* Objective
Write out the whole listing word for word.

### Records shown ###

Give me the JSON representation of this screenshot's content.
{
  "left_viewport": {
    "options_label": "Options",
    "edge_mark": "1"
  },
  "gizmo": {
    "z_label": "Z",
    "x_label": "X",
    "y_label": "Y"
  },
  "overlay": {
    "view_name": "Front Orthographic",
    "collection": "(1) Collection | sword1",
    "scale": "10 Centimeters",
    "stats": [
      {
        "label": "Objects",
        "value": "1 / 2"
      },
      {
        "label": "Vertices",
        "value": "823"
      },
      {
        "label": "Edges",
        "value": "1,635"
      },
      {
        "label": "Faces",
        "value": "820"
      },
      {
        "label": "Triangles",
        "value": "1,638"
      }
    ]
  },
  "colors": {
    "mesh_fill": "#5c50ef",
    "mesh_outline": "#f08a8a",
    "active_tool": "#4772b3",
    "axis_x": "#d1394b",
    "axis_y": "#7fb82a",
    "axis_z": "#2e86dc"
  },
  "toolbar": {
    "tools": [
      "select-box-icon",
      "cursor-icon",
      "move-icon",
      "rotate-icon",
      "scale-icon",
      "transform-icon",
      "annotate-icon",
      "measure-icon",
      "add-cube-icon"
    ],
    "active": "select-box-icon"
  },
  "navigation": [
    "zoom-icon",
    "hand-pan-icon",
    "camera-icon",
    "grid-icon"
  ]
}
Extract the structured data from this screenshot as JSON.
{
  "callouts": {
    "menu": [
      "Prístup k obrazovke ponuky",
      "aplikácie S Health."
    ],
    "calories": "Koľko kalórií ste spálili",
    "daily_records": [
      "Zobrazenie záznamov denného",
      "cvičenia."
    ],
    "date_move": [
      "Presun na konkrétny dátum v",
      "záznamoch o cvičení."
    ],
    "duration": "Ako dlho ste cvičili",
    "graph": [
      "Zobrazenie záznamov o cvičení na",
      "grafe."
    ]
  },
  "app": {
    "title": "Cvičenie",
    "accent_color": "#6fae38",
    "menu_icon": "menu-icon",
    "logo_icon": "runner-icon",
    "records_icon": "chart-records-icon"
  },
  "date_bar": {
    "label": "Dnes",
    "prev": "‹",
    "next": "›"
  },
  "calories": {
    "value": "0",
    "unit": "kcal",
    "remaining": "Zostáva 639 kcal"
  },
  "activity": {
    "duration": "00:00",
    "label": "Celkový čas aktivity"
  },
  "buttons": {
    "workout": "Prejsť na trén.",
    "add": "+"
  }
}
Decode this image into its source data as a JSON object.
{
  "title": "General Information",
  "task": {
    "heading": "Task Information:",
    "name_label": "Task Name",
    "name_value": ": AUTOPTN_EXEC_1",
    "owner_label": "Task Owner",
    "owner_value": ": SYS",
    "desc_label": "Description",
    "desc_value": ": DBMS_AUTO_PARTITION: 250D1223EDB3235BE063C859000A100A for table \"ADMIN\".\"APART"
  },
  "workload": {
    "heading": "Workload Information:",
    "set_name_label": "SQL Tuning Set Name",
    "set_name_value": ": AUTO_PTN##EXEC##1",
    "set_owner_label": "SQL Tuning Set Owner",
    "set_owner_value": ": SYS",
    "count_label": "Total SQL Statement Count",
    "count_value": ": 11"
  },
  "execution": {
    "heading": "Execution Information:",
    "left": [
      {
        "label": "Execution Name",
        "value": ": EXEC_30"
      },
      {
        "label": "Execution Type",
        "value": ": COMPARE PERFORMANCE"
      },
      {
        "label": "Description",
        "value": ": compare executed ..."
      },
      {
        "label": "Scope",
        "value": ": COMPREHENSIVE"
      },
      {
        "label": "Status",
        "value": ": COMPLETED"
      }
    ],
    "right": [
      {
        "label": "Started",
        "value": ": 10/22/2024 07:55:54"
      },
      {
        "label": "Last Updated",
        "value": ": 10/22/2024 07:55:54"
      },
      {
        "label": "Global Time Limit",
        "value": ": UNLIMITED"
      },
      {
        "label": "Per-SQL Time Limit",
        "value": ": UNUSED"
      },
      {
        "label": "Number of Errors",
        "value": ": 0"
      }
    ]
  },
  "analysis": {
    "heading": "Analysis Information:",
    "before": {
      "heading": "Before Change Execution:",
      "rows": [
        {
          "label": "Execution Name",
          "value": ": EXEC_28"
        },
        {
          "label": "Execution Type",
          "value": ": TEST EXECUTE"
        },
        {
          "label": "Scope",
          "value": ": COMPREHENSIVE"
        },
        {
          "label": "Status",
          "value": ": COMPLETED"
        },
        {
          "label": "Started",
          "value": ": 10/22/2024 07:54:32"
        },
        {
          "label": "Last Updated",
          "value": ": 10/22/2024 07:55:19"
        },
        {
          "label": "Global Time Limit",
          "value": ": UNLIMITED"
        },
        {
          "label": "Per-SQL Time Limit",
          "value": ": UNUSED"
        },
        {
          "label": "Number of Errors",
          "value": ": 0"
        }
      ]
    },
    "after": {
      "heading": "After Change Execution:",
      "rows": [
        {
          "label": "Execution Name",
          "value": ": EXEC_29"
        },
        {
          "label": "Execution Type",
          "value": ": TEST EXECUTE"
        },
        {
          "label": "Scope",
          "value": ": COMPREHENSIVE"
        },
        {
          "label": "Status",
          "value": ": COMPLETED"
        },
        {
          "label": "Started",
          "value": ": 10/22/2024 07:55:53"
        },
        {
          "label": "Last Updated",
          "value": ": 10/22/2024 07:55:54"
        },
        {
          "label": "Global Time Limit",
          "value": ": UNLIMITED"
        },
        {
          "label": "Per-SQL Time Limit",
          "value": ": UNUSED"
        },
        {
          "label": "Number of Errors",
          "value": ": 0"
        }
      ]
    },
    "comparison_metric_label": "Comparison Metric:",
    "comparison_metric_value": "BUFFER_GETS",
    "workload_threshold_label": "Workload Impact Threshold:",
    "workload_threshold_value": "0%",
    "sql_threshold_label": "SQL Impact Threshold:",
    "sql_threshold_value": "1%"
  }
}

###

* Output
Give me the JSON representation of this screenshot's content.
{
  "left_viewport": {
    "options_label": "Options",
    "edge_mark": "1"
  },
  "gizmo": {
    "z_label": "Z",
    "x_label": "X",
    "y_label": "Y"
  },
  "overlay": {
    "view_name": "Front Orthographic",
    "collection": "(1) Collection | sword1",
    "scale": "10 Centimeters",
    "stats": [
      {
        "label": "Objects",
        "value": "1 / 2"
      },
      {
        "label": "Vertices",
        "value": "823"
      },
      {
        "label": "Edges",
        "value": "1,635"
      },
      {
        "label": "Faces",
        "value": "820"
      },
      {
        "label": "Triangles",
        "value": "1,638"
      }
    ]
  },
  "colors": {
    "mesh_fill": "#5c50ef",
    "mesh_outline": "#f08a8a",
    "active_tool": "#4772b3",
    "axis_x": "#d1394b",
    "axis_y": "#7fb82a",
    "axis_z": "#2e86dc"
  },
  "toolbar": {
    "tools": [
      "select-box-icon",
      "cursor-icon",
      "move-icon",
      "rotate-icon",
      "scale-icon",
      "transform-icon",
      "annotate-icon",
      "measure-icon",
      "add-cube-icon"
    ],
    "active": "select-box-icon"
  },
  "navigation": [
    "zoom-icon",
    "hand-pan-icon",
    "camera-icon",
    "grid-icon"
  ]
}
Extract the structured data from this screenshot as JSON.
{
  "callouts": {
    "menu": [
      "Prístup k obrazovke ponuky",
      "aplikácie S Health."
    ],
    "calories": "Koľko kalórií ste spálili",
    "daily_records": [
      "Zobrazenie záznamov denného",
      "cvičenia."
    ],
    "date_move": [
      "Presun na konkrétny dátum v",
      "záznamoch o cvičení."
    ],
    "duration": "Ako dlho ste cvičili",
    "graph": [
      "Zobrazenie záznamov o cvičení na",
      "grafe."
    ]
  },
  "app": {
    "title": "Cvičenie",
    "accent_color": "#6fae38",
    "menu_icon": "menu-icon",
    "logo_icon": "runner-icon",
    "records_icon": "chart-records-icon"
  },
  "date_bar": {
    "label": "Dnes",
    "prev": "‹",
    "next": "›"
  },
  "calories": {
    "value": "0",
    "unit": "kcal",
    "remaining": "Zostáva 639 kcal"
  },
  "activity": {
    "duration": "00:00",
    "label": "Celkový čas aktivity"
  },
  "buttons": {
    "workout": "Prejsť na trén.",
    "add": "+"
  }
}
Decode this image into its source data as a JSON object.
{
  "title": "General Information",
  "task": {
    "heading": "Task Information:",
    "name_label": "Task Name",
    "name_value": ": AUTOPTN_EXEC_1",
    "owner_label": "Task Owner",
    "owner_value": ": SYS",
    "desc_label": "Description",
    "desc_value": ": DBMS_AUTO_PARTITION: 250D1223EDB3235BE063C859000A100A for table \"ADMIN\".\"APART"
  },
  "workload": {
    "heading": "Workload Information:",
    "set_name_label": "SQL Tuning Set Name",
    "set_name_value": ": AUTO_PTN##EXEC##1",
    "set_owner_label": "SQL Tuning Set Owner",
    "set_owner_value": ": SYS",
    "count_label": "Total SQL Statement Count",
    "count_value": ": 11"
  },
  "execution": {
    "heading": "Execution Information:",
    "left": [
      {
        "label": "Execution Name",
        "value": ": EXEC_30"
      },
      {
        "label": "Execution Type",
        "value": ": COMPARE PERFORMANCE"
      },
      {
        "label": "Description",
        "value": ": compare executed ..."
      },
      {
        "label": "Scope",
        "value": ": COMPREHENSIVE"
      },
      {
        "label": "Status",
        "value": ": COMPLETED"
      }
    ],
    "right": [
      {
        "label": "Started",
        "value": ": 10/22/2024 07:55:54"
      },
      {
        "label": "Last Updated",
        "value": ": 10/22/2024 07:55:54"
      },
      {
        "label": "Global Time Limit",
        "value": ": UNLIMITED"
      },
      {
        "label": "Per-SQL Time Limit",
        "value": ": UNUSED"
      },
      {
        "label": "Number of Errors",
        "value": ": 0"
      }
    ]
  },
  "analysis": {
    "heading": "Analysis Information:",
    "before": {
      "heading": "Before Change Execution:",
      "rows": [
        {
          "label": "Execution Name",
          "value": ": EXEC_28"
        },
        {
          "label": "Execution Type",
          "value": ": TEST EXECUTE"
        },
        {
          "label": "Scope",
          "value": ": COMPREHENSIVE"
        },
        {
          "label": "Status",
          "value": ": COMPLETED"
        },
        {
          "label": "Started",
          "value": ": 10/22/2024 07:54:32"
        },
        {
          "label": "Last Updated",
          "value": ": 10/22/2024 07:55:19"
        },
        {
          "label": "Global Time Limit",
          "value": ": UNLIMITED"
        },
        {
          "label": "Per-SQL Time Limit",
          "value": ": UNUSED"
        },
        {
          "label": "Number of Errors",
          "value": ": 0"
        }
      ]
    },
    "after": {
      "heading": "After Change Execution:",
      "rows": [
        {
          "label": "Execution Name",
          "value": ": EXEC_29"
        },
        {
          "label": "Execution Type",
          "value": ": TEST EXECUTE"
        },
        {
          "label": "Scope",
          "value": ": COMPREHENSIVE"
        },
        {
          "label": "Status",
          "value": ": COMPLETED"
        },
        {
          "label": "Started",
          "value": ": 10/22/2024 07:55:53"
        },
        {
          "label": "Last Updated",
          "value": ": 10/22/2024 07:55:54"
        },
        {
          "label": "Global Time Limit",
          "value": ": UNLIMITED"
        },
        {
          "label": "Per-SQL Time Limit",
          "value": ": UNUSED"
        },
        {
          "label": "Number of Errors",
          "value": ": 0"
        }
      ]
    },
    "comparison_metric_label": "Comparison Metric:",
    "comparison_metric_value": "BUFFER_GETS",
    "workload_threshold_label": "Workload Impact Threshold:",
    "workload_threshold_value": "0%",
    "sql_threshold_label": "SQL Impact Threshold:",
    "sql_threshold_value": "1%"
  }
}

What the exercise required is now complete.